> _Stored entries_
>> Start

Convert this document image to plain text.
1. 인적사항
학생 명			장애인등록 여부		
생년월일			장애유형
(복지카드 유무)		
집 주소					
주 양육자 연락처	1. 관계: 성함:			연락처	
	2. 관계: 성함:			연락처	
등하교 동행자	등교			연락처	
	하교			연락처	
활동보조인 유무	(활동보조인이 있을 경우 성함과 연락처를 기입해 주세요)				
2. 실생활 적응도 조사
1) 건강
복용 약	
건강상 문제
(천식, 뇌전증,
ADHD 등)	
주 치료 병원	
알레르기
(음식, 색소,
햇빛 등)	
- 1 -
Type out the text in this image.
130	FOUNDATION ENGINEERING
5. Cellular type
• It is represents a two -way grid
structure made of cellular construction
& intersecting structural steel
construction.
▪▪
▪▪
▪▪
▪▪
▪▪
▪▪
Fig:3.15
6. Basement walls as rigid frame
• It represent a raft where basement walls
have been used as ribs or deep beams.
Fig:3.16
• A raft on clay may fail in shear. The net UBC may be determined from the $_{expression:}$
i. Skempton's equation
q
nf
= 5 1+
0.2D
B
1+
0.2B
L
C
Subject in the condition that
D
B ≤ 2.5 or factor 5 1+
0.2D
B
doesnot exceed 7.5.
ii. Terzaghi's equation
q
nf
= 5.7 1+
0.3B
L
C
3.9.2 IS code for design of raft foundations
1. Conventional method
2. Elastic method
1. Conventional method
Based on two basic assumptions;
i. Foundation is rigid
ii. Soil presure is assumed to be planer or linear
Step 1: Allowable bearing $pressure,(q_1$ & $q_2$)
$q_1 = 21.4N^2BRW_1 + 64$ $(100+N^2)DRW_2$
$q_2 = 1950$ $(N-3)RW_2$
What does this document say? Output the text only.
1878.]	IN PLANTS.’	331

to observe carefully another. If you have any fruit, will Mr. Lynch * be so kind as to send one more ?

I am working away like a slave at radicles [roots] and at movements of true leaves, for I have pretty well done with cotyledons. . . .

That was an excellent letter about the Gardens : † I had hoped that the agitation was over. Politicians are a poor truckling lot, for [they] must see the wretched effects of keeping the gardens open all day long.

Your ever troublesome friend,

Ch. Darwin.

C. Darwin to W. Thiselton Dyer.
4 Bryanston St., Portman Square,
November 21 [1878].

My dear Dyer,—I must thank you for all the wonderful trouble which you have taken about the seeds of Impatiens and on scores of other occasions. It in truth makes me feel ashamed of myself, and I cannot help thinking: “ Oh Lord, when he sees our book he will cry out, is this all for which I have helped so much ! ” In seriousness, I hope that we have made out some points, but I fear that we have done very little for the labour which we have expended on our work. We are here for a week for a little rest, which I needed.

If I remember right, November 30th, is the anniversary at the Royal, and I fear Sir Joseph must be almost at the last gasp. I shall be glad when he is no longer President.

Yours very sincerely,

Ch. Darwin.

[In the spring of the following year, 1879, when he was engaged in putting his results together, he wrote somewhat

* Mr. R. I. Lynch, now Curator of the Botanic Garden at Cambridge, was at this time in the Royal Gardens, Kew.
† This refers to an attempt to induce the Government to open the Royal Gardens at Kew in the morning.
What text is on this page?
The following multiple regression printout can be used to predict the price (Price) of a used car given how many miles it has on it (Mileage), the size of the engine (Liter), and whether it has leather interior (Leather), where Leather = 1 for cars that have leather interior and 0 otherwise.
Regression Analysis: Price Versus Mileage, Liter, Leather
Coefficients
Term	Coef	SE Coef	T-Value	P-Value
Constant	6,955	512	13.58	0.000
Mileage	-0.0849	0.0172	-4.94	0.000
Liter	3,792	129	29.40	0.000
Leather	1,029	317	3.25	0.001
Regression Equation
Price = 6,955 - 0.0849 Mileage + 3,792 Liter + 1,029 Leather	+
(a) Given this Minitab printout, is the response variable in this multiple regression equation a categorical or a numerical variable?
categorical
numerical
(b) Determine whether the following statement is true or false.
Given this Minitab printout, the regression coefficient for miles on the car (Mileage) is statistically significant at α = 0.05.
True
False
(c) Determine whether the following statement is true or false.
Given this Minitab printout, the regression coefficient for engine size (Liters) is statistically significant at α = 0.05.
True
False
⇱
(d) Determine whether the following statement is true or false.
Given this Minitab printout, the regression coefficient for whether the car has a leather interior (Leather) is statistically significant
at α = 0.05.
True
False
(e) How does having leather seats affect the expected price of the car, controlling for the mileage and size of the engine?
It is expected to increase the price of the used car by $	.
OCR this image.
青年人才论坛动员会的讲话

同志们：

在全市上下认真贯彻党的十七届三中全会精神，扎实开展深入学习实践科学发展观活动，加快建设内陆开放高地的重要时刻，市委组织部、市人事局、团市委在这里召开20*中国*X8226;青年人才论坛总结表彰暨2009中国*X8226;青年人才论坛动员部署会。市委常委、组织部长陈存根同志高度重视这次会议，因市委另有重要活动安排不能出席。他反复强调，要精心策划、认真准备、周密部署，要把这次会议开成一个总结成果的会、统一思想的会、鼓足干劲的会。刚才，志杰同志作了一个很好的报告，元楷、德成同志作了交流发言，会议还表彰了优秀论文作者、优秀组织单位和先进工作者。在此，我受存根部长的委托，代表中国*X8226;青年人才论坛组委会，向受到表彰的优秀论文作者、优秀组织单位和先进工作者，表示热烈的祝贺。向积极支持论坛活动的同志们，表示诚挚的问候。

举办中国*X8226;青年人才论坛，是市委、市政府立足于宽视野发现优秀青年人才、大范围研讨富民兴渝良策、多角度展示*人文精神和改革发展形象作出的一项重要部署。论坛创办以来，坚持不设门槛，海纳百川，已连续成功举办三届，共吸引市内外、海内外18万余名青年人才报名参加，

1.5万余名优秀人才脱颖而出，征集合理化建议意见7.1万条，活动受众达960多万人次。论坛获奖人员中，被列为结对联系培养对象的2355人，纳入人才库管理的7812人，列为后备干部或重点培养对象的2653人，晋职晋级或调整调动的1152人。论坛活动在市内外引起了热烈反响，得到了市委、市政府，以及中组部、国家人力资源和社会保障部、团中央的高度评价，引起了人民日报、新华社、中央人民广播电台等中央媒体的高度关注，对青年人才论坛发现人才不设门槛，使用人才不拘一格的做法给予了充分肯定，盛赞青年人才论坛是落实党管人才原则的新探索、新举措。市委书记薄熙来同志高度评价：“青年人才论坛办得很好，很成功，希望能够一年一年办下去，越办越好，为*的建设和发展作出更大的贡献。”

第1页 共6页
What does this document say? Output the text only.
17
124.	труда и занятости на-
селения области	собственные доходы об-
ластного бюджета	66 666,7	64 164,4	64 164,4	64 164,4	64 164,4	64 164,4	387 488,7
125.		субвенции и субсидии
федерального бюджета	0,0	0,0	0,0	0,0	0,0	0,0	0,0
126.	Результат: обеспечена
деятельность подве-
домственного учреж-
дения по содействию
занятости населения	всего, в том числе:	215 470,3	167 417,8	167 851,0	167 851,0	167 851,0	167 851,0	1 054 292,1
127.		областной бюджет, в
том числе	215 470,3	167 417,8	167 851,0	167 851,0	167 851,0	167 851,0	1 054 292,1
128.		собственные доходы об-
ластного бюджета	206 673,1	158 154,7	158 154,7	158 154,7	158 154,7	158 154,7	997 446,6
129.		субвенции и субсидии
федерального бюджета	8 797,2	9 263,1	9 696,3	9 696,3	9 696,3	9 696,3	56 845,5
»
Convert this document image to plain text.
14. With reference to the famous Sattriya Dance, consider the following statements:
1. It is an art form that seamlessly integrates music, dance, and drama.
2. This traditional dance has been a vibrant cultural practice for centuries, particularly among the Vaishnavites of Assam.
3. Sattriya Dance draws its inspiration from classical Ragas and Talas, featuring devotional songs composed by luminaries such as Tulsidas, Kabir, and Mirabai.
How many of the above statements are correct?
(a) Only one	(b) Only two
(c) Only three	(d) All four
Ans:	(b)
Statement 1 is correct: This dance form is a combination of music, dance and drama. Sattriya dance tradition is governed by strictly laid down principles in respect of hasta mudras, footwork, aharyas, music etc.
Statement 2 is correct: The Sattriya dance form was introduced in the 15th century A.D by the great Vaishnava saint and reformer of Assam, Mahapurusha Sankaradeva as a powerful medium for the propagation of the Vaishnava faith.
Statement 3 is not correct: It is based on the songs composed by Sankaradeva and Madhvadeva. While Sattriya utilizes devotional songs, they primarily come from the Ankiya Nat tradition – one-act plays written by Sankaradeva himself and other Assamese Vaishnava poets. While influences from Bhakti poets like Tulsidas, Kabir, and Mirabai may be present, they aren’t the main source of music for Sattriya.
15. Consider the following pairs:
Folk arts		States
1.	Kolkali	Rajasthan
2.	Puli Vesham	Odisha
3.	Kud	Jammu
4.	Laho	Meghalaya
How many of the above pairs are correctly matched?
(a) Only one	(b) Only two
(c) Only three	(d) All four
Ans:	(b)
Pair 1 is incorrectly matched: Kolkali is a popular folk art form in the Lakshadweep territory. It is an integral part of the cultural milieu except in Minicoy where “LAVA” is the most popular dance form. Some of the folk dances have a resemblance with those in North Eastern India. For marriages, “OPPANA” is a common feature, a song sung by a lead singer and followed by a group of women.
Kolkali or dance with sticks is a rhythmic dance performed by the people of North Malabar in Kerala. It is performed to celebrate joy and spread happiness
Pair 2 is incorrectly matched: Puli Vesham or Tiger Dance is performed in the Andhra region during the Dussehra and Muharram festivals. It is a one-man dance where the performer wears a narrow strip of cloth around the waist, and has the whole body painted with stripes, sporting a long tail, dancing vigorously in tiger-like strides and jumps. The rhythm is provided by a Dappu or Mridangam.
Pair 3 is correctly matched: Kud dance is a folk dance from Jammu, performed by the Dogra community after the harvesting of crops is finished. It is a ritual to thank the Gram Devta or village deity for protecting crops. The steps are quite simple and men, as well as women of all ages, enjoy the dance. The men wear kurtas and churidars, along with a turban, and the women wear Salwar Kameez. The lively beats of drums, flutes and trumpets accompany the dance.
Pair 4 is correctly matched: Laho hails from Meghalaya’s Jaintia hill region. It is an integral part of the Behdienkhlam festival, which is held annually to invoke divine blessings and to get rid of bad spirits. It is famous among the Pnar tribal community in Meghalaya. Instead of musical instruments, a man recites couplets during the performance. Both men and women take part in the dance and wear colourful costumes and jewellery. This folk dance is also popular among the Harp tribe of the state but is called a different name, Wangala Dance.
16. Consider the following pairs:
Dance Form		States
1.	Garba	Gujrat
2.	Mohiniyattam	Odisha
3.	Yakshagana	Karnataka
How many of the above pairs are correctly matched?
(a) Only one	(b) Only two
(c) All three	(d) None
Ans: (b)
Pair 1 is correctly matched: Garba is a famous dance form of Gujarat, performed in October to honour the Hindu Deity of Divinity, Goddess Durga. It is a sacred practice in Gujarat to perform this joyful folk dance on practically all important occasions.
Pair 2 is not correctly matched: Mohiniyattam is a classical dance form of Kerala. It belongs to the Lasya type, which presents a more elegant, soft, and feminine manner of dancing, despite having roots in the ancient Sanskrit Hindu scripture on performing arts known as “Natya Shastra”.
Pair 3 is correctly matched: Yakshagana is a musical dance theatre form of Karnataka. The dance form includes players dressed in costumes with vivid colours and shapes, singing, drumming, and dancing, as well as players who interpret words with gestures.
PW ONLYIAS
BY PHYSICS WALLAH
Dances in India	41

>> End

> _Given instruction_
Report the number of lines in the entries above that include the string "must". Give nothing but the number.

> _Written answer_
3